§ REQUIRED WORK
Copy out the lines that include the word "this".

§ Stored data
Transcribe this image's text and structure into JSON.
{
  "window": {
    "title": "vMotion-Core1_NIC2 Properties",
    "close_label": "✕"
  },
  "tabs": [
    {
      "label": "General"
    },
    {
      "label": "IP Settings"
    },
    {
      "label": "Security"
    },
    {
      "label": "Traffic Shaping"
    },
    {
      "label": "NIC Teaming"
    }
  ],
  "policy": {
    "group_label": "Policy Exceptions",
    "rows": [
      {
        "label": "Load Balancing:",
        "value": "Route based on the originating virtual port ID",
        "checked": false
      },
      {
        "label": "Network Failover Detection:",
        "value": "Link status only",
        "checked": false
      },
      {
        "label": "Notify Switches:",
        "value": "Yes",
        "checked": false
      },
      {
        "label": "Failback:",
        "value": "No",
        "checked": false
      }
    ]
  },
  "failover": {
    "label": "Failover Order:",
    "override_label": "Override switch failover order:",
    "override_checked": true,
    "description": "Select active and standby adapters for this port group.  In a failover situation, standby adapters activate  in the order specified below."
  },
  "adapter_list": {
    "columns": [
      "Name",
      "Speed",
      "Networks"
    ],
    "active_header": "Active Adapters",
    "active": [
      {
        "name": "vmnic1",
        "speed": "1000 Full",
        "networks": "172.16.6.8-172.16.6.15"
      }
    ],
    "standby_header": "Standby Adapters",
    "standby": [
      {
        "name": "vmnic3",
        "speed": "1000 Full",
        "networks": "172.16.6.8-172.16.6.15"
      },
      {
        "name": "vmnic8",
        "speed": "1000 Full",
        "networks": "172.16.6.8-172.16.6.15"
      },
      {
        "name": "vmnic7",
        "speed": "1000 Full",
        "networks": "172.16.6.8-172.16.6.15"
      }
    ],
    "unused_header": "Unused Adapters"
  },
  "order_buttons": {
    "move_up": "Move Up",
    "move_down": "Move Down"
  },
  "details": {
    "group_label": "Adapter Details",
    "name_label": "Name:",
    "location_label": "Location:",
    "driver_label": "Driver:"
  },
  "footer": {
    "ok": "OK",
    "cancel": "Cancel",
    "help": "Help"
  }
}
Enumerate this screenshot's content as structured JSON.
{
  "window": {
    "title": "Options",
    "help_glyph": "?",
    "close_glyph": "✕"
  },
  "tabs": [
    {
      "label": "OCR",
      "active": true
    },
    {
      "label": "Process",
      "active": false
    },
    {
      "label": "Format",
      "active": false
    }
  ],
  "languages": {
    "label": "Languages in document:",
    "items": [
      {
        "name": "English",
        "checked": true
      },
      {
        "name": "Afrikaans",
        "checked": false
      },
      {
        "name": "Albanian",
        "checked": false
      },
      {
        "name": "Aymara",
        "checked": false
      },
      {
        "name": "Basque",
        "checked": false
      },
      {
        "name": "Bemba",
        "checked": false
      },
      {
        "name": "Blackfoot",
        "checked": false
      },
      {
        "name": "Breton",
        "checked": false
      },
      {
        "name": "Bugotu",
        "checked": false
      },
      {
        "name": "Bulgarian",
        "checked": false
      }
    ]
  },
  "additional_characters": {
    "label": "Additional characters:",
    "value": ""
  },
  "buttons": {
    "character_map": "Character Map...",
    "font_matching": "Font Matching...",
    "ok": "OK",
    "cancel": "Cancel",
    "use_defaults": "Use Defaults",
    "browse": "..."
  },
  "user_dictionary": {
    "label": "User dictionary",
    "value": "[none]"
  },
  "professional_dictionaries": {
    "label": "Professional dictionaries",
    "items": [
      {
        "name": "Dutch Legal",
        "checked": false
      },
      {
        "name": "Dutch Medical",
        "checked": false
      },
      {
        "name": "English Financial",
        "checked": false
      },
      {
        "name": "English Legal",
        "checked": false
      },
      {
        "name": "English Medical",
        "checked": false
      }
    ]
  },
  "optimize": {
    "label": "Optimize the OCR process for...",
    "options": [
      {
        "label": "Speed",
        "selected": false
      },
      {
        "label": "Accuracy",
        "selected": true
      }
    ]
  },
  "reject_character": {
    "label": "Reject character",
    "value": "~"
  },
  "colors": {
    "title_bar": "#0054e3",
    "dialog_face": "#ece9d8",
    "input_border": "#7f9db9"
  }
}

§ ANSWER IN FULL
Transcribe this image's text and structure into JSON.
    "description": "Select active and standby adapters for this port group.  In a failover situation, standby adapters activate  in the order specified below."
Enumerate this screenshot's content as structured JSON.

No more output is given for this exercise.